Challenge.
Without the pictures, print each of the records below exactly as it appears.
* * *
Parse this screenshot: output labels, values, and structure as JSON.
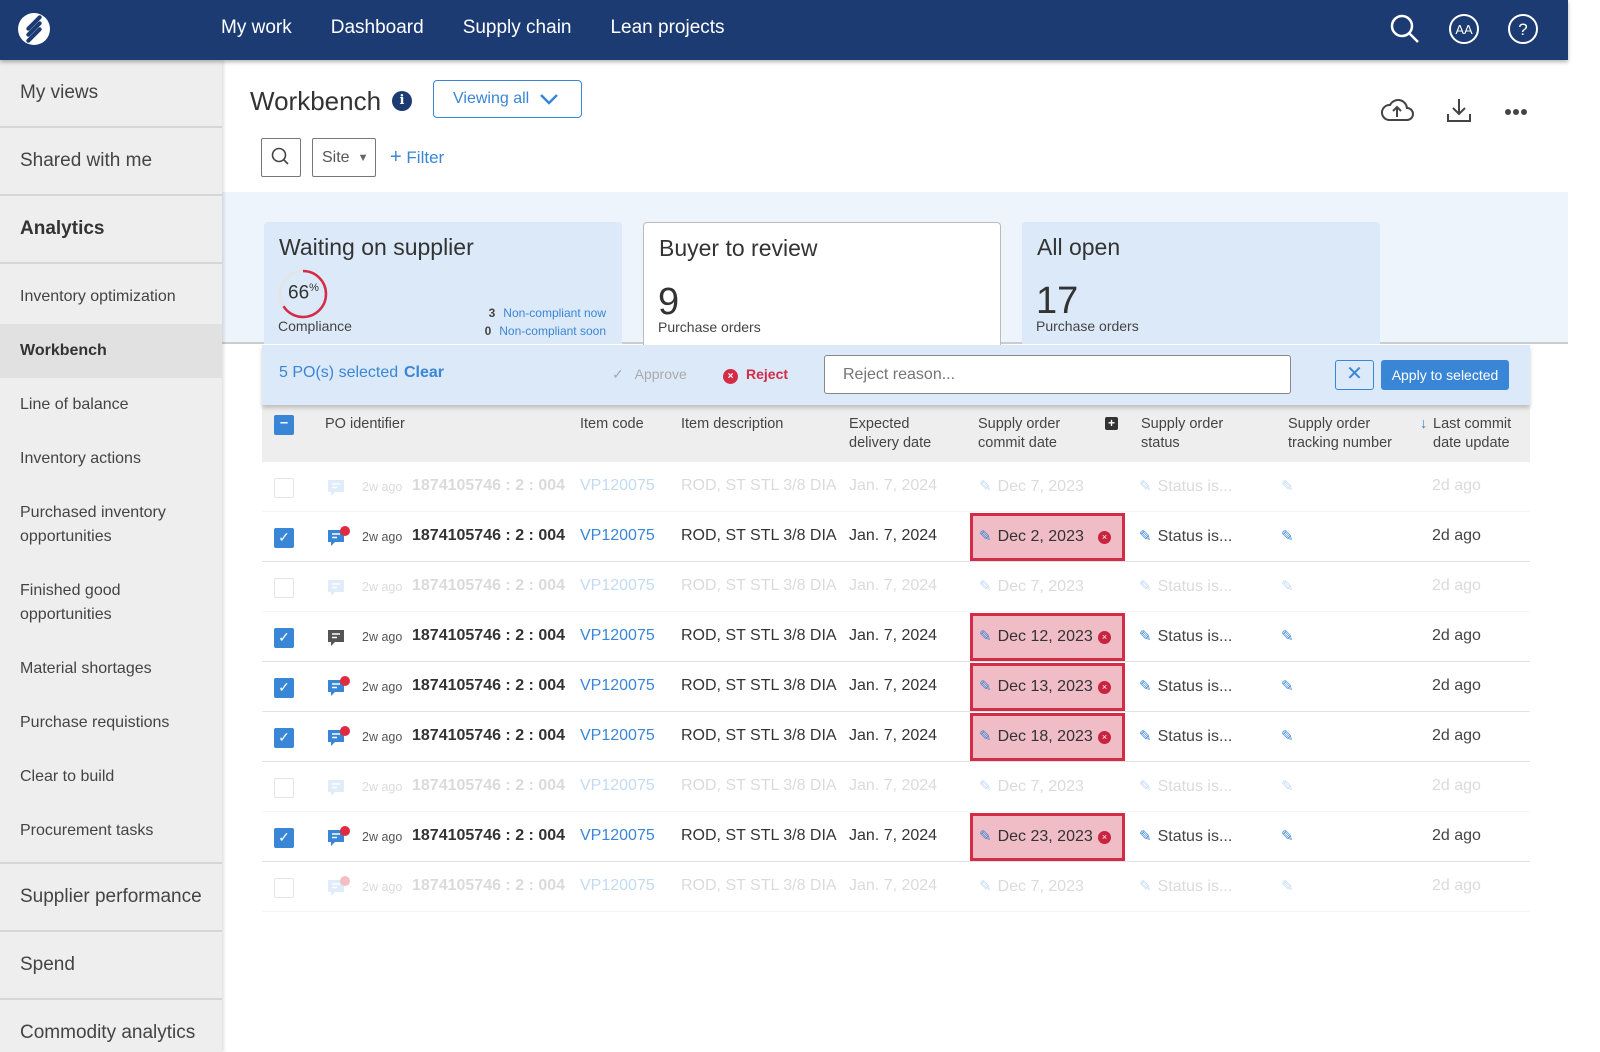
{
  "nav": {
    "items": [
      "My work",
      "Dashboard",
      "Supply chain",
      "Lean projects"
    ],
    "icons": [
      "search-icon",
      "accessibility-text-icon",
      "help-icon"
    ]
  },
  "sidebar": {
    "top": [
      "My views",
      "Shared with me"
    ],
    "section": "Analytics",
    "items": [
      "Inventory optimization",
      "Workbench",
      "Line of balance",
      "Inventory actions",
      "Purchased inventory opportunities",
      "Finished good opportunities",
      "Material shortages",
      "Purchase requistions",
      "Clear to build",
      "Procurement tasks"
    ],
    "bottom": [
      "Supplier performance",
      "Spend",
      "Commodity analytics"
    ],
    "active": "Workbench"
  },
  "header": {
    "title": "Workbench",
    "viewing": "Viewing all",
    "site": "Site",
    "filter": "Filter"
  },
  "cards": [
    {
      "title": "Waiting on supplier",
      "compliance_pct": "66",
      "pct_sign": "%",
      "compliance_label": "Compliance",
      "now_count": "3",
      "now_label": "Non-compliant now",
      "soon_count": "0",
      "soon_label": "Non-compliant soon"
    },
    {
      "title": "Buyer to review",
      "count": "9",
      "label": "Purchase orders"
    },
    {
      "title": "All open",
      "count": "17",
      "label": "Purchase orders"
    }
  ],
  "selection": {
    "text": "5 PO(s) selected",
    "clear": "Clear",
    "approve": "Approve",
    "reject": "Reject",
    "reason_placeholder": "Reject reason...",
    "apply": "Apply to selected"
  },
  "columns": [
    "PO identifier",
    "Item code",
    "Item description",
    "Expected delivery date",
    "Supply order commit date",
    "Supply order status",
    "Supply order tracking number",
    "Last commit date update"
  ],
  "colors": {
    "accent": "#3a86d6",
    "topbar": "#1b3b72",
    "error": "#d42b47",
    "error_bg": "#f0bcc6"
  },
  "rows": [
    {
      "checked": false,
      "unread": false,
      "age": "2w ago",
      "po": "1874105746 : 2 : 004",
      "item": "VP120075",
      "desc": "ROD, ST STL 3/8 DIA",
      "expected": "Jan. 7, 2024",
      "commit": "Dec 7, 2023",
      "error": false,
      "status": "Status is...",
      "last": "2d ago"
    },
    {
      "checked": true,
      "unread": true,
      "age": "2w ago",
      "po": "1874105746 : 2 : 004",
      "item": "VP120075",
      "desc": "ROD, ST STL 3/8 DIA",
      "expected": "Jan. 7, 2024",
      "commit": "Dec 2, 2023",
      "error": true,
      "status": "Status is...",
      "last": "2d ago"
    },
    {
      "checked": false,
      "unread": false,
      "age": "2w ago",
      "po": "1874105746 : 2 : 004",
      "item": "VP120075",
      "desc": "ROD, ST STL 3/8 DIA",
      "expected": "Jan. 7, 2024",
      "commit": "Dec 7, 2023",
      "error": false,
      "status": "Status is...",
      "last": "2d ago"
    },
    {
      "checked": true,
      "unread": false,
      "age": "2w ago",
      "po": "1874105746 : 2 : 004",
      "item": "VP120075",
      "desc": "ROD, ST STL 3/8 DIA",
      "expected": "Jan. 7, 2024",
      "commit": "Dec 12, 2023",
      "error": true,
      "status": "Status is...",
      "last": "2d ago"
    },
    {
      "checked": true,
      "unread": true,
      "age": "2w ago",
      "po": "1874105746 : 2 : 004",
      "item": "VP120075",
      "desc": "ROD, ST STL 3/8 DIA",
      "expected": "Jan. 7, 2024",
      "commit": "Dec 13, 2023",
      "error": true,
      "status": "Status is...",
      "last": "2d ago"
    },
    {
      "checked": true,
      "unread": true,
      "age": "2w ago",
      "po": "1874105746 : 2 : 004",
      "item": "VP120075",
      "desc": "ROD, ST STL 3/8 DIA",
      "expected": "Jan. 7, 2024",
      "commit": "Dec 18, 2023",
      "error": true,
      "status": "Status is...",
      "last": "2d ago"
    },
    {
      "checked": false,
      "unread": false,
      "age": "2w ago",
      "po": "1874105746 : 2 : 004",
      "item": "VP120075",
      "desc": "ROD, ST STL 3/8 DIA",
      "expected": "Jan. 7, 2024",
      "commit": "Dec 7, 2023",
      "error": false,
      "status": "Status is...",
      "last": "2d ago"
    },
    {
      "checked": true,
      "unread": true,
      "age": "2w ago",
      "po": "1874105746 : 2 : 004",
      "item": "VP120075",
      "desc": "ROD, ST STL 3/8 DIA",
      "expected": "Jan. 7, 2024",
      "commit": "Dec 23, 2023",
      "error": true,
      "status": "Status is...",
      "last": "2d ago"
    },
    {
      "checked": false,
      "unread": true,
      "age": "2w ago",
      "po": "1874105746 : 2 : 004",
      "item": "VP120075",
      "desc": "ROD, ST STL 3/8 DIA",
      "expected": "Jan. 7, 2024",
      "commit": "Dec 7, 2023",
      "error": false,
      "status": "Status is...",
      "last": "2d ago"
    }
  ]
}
* * *
Worked solution.
Parse this screenshot: output labels, values, and structure as JSON.
{
  "nav": {
    "items": [
      "My work",
      "Dashboard",
      "Supply chain",
      "Lean projects"
    ],
    "icons": [
      "search-icon",
      "accessibility-text-icon",
      "help-icon"
    ]
  },
  "sidebar": {
    "top": [
      "My views",
      "Shared with me"
    ],
    "section": "Analytics",
    "items": [
      "Inventory optimization",
      "Workbench",
      "Line of balance",
      "Inventory actions",
      "Purchased inventory opportunities",
      "Finished good opportunities",
      "Material shortages",
      "Purchase requistions",
      "Clear to build",
      "Procurement tasks"
    ],
    "bottom": [
      "Supplier performance",
      "Spend",
      "Commodity analytics"
    ],
    "active": "Workbench"
  },
  "header": {
    "title": "Workbench",
    "viewing": "Viewing all",
    "site": "Site",
    "filter": "Filter"
  },
  "cards": [
    {
      "title": "Waiting on supplier",
      "compliance_pct": "66",
      "pct_sign": "%",
      "compliance_label": "Compliance",
      "now_count": "3",
      "now_label": "Non-compliant now",
      "soon_count": "0",
      "soon_label": "Non-compliant soon"
    },
    {
      "title": "Buyer to review",
      "count": "9",
      "label": "Purchase orders"
    },
    {
      "title": "All open",
      "count": "17",
      "label": "Purchase orders"
    }
  ],
  "selection": {
    "text": "5 PO(s) selected",
    "clear": "Clear",
    "approve": "Approve",
    "reject": "Reject",
    "reason_placeholder": "Reject reason...",
    "apply": "Apply to selected"
  },
  "columns": [
    "PO identifier",
    "Item code",
    "Item description",
    "Expected delivery date",
    "Supply order commit date",
    "Supply order status",
    "Supply order tracking number",
    "Last commit date update"
  ],
  "colors": {
    "accent": "#3a86d6",
    "topbar": "#1b3b72",
    "error": "#d42b47",
    "error_bg": "#f0bcc6"
  },
  "rows": [
    {
      "checked": false,
      "unread": false,
      "age": "2w ago",
      "po": "1874105746 : 2 : 004",
      "item": "VP120075",
      "desc": "ROD, ST STL 3/8 DIA",
      "expected": "Jan. 7, 2024",
      "commit": "Dec 7, 2023",
      "error": false,
      "status": "Status is...",
      "last": "2d ago"
    },
    {
      "checked": true,
      "unread": true,
      "age": "2w ago",
      "po": "1874105746 : 2 : 004",
      "item": "VP120075",
      "desc": "ROD, ST STL 3/8 DIA",
      "expected": "Jan. 7, 2024",
      "commit": "Dec 2, 2023",
      "error": true,
      "status": "Status is...",
      "last": "2d ago"
    },
    {
      "checked": false,
      "unread": false,
      "age": "2w ago",
      "po": "1874105746 : 2 : 004",
      "item": "VP120075",
      "desc": "ROD, ST STL 3/8 DIA",
      "expected": "Jan. 7, 2024",
      "commit": "Dec 7, 2023",
      "error": false,
      "status": "Status is...",
      "last": "2d ago"
    },
    {
      "checked": true,
      "unread": false,
      "age": "2w ago",
      "po": "1874105746 : 2 : 004",
      "item": "VP120075",
      "desc": "ROD, ST STL 3/8 DIA",
      "expected": "Jan. 7, 2024",
      "commit": "Dec 12, 2023",
      "error": true,
      "status": "Status is...",
      "last": "2d ago"
    },
    {
      "checked": true,
      "unread": true,
      "age": "2w ago",
      "po": "1874105746 : 2 : 004",
      "item": "VP120075",
      "desc": "ROD, ST STL 3/8 DIA",
      "expected": "Jan. 7, 2024",
      "commit": "Dec 13, 2023",
      "error": true,
      "status": "Status is...",
      "last": "2d ago"
    },
    {
      "checked": true,
      "unread": true,
      "age": "2w ago",
      "po": "1874105746 : 2 : 004",
      "item": "VP120075",
      "desc": "ROD, ST STL 3/8 DIA",
      "expected": "Jan. 7, 2024",
      "commit": "Dec 18, 2023",
      "error": true,
      "status": "Status is...",
      "last": "2d ago"
    },
    {
      "checked": false,
      "unread": false,
      "age": "2w ago",
      "po": "1874105746 : 2 : 004",
      "item": "VP120075",
      "desc": "ROD, ST STL 3/8 DIA",
      "expected": "Jan. 7, 2024",
      "commit": "Dec 7, 2023",
      "error": false,
      "status": "Status is...",
      "last": "2d ago"
    },
    {
      "checked": true,
      "unread": true,
      "age": "2w ago",
      "po": "1874105746 : 2 : 004",
      "item": "VP120075",
      "desc": "ROD, ST STL 3/8 DIA",
      "expected": "Jan. 7, 2024",
      "commit": "Dec 23, 2023",
      "error": true,
      "status": "Status is...",
      "last": "2d ago"
    },
    {
      "checked": false,
      "unread": true,
      "age": "2w ago",
      "po": "1874105746 : 2 : 004",
      "item": "VP120075",
      "desc": "ROD, ST STL 3/8 DIA",
      "expected": "Jan. 7, 2024",
      "commit": "Dec 7, 2023",
      "error": false,
      "status": "Status is...",
      "last": "2d ago"
    }
  ]
}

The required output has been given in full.